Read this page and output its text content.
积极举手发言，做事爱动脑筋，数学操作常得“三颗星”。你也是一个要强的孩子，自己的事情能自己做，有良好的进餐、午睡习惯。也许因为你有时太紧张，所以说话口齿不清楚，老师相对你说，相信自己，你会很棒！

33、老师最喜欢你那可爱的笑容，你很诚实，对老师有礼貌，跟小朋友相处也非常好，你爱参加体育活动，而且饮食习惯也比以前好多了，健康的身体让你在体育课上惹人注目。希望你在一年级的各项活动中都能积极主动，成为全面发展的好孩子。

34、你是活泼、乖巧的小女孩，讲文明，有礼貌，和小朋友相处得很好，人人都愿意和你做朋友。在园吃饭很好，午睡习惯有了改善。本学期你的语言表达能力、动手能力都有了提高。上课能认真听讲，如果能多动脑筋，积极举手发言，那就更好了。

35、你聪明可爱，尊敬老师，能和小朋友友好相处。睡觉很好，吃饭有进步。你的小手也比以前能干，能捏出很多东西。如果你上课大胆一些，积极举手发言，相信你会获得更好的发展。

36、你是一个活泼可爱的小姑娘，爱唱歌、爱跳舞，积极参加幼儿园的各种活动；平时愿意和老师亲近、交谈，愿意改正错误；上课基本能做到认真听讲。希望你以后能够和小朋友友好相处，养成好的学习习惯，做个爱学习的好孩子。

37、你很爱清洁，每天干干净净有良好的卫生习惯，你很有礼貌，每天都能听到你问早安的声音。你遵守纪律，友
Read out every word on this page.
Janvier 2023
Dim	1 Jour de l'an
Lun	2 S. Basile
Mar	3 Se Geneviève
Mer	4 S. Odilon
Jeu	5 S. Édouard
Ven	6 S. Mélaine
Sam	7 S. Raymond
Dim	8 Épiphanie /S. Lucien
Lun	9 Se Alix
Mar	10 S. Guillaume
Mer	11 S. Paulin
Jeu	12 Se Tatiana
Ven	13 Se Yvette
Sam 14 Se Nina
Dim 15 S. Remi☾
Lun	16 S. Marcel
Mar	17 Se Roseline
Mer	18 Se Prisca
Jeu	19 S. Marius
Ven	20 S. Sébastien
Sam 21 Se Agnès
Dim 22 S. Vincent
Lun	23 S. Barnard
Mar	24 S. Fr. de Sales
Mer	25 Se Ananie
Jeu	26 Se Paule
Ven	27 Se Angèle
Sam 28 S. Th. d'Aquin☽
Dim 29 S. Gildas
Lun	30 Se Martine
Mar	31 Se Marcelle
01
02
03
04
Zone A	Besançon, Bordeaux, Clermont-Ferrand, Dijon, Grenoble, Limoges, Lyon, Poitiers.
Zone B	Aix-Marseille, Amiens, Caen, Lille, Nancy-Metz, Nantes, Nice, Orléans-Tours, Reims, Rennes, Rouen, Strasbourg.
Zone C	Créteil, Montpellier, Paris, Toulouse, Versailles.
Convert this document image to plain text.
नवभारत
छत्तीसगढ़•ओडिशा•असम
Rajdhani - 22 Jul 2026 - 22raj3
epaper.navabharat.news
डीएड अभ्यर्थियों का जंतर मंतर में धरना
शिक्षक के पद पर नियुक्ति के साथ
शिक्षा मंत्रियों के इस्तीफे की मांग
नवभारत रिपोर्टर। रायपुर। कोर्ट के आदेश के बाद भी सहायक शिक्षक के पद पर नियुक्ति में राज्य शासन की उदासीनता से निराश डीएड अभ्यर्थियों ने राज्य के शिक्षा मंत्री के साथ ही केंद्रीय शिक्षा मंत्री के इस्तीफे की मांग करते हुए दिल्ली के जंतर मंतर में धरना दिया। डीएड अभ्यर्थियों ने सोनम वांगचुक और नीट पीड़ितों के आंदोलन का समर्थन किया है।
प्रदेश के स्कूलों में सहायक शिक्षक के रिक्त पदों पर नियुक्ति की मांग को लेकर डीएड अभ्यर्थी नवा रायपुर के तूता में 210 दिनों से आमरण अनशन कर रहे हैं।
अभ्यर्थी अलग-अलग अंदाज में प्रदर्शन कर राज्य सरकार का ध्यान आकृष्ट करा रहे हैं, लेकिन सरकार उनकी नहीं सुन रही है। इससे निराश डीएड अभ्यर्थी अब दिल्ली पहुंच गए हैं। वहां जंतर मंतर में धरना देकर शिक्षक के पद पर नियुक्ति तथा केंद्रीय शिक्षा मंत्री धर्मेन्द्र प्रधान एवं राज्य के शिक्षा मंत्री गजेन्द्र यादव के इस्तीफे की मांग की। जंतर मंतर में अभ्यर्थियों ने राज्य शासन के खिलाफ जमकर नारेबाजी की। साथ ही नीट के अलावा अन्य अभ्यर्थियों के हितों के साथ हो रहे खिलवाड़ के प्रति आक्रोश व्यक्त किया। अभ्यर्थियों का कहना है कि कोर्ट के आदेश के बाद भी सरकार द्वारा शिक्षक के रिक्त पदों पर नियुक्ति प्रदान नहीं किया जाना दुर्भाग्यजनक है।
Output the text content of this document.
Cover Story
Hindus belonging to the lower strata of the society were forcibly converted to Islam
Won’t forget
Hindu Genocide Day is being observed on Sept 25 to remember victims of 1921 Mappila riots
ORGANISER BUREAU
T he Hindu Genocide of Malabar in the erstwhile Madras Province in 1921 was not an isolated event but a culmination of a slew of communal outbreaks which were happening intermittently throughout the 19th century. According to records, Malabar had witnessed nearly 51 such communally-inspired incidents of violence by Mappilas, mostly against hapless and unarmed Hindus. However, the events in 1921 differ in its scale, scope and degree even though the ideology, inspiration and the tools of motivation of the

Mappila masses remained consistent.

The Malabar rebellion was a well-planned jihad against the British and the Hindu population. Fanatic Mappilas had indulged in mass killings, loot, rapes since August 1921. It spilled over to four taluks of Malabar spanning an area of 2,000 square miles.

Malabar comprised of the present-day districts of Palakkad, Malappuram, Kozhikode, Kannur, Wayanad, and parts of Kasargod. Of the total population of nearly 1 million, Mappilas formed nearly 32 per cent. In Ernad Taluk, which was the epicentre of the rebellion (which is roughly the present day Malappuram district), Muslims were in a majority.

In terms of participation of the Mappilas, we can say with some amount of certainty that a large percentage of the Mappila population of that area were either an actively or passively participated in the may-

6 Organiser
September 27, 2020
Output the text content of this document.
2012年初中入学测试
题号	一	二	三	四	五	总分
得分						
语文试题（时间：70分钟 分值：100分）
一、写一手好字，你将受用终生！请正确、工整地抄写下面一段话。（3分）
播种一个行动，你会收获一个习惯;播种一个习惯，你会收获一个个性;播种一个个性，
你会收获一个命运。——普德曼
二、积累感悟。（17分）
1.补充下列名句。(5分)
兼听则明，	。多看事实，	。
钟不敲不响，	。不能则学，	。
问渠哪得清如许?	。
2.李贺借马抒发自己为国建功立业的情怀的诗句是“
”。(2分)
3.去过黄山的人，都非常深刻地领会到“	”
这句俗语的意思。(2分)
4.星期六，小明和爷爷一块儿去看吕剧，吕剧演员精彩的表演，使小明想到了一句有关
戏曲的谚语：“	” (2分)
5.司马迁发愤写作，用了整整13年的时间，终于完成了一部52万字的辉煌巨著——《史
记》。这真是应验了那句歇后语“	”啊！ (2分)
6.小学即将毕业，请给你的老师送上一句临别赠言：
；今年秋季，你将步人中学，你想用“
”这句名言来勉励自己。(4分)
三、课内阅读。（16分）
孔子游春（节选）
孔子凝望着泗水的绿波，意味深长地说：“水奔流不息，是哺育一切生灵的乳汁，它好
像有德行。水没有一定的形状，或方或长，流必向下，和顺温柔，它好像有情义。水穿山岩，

● Written instruction
Reply with the number of lines in the data that include the string "area" and nothing else.

● Task result
2